• **To be done**: Repeat the data that follows, word for word, without the images.

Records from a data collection

################

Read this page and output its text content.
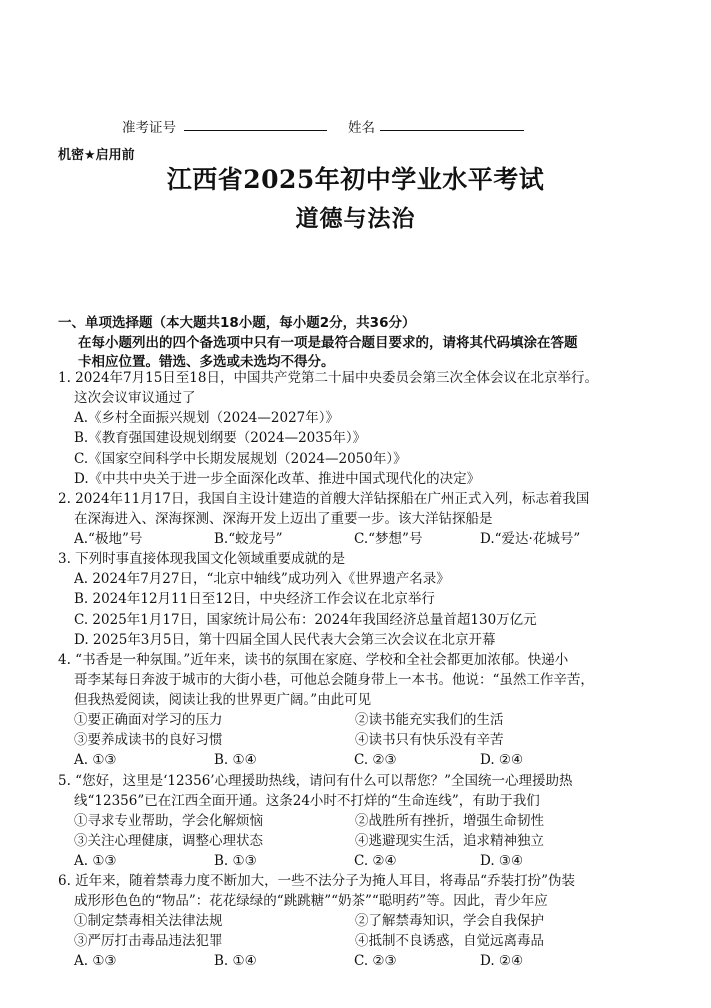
准考证号	姓名
机密★启用前
江西省2025年初中学业水平考试
道德与法治
一、单项选择题（本大题共18小题，每小题2分，共36分）
在每小题列出的四个备选项中只有一项是最符合题目要求的，请将其代码填涂在答题
卡相应位置。错选、多选或未选均不得分。
1. 2024年7月15日至18日，中国共产党第二十届中央委员会第三次全体会议在北京举行。
这次会议审议通过了
A.《乡村全面振兴规划（2024—2027年）》
B.《教育强国建设规划纲要（2024—2035年）》
C.《国家空间科学中长期发展规划（2024—2050年）》
D.《中共中央关于进一步全面深化改革、推进中国式现代化的决定》
2. 2024年11月17日，我国自主设计建造的首艘大洋钻探船在广州正式入列，标志着我国
在深海进入、深海探测、深海开发上迈出了重要一步。该大洋钻探船是
A.“极地”号	B.“蛟龙号”	C.“梦想”号	D.“爱达·花城号”
3. 下列时事直接体现我国文化领域重要成就的是
A. 2024年7月27日，“北京中轴线”成功列入《世界遗产名录》
B. 2024年12月11日至12日，中央经济工作会议在北京举行
C. 2025年1月17日，国家统计局公布：2024年我国经济总量首超130万亿元
D. 2025年3月5日，第十四届全国人民代表大会第三次会议在北京开幕
4. “书香是一种氛围。”近年来，读书的氛围在家庭、学校和全社会都更加浓郁。快递小
哥李某每日奔波于城市的大街小巷，可他总会随身带上一本书。他说：“虽然工作辛苦，
但我热爱阅读，阅读让我的世界更广阔。”由此可见
①要正确面对学习的压力	②读书能充实我们的生活
③要养成读书的良好习惯	④读书只有快乐没有辛苦
A. ①③	B. ①④	C. ②③	D. ②④
5. “您好，这里是‘12356’心理援助热线，请问有什么可以帮您？”全国统一心理援助热
线“12356”已在江西全面开通。这条24小时不打烊的“生命连线”，有助于我们
①寻求专业帮助，学会化解烦恼	②战胜所有挫折，增强生命韧性
③关注心理健康，调整心理状态	④逃避现实生活，追求精神独立
A. ①③	B. ①③	C. ②④	D. ③④
6. 近年来，随着禁毒力度不断加大，一些不法分子为掩人耳目，将毒品“乔装打扮”伪装
成形形色色的“物品”：花花绿绿的“跳跳糖”“奶茶”“聪明药”等。因此，青少年应
①制定禁毒相关法律法规	②了解禁毒知识，学会自我保护
③严厉打击毒品违法犯罪	④抵制不良诱惑，自觉远离毒品
A. ①③	B. ①④	C. ②③	D. ②④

################

• **Output of the exercise**:
Read this page and output its text content.
准考证号	姓名
机密★启用前
江西省2025年初中学业水平考试
道德与法治
一、单项选择题（本大题共18小题，每小题2分，共36分）
在每小题列出的四个备选项中只有一项是最符合题目要求的，请将其代码填涂在答题
卡相应位置。错选、多选或未选均不得分。
1. 2024年7月15日至18日，中国共产党第二十届中央委员会第三次全体会议在北京举行。
这次会议审议通过了
A.《乡村全面振兴规划（2024—2027年）》
B.《教育强国建设规划纲要（2024—2035年）》
C.《国家空间科学中长期发展规划（2024—2050年）》
D.《中共中央关于进一步全面深化改革、推进中国式现代化的决定》
2. 2024年11月17日，我国自主设计建造的首艘大洋钻探船在广州正式入列，标志着我国
在深海进入、深海探测、深海开发上迈出了重要一步。该大洋钻探船是
A.“极地”号	B.“蛟龙号”	C.“梦想”号	D.“爱达·花城号”
3. 下列时事直接体现我国文化领域重要成就的是
A. 2024年7月27日，“北京中轴线”成功列入《世界遗产名录》
B. 2024年12月11日至12日，中央经济工作会议在北京举行
C. 2025年1月17日，国家统计局公布：2024年我国经济总量首超130万亿元
D. 2025年3月5日，第十四届全国人民代表大会第三次会议在北京开幕
4. “书香是一种氛围。”近年来，读书的氛围在家庭、学校和全社会都更加浓郁。快递小
哥李某每日奔波于城市的大街小巷，可他总会随身带上一本书。他说：“虽然工作辛苦，
但我热爱阅读，阅读让我的世界更广阔。”由此可见
①要正确面对学习的压力	②读书能充实我们的生活
③要养成读书的良好习惯	④读书只有快乐没有辛苦
A. ①③	B. ①④	C. ②③	D. ②④
5. “您好，这里是‘12356’心理援助热线，请问有什么可以帮您？”全国统一心理援助热
线“12356”已在江西全面开通。这条24小时不打烊的“生命连线”，有助于我们
①寻求专业帮助，学会化解烦恼	②战胜所有挫折，增强生命韧性
③关注心理健康，调整心理状态	④逃避现实生活，追求精神独立
A. ①③	B. ①③	C. ②④	D. ③④
6. 近年来，随着禁毒力度不断加大，一些不法分子为掩人耳目，将毒品“乔装打扮”伪装
成形形色色的“物品”：花花绿绿的“跳跳糖”“奶茶”“聪明药”等。因此，青少年应
①制定禁毒相关法律法规	②了解禁毒知识，学会自我保护
③严厉打击毒品违法犯罪	④抵制不良诱惑，自觉远离毒品
A. ①③	B. ①④	C. ②③	D. ②④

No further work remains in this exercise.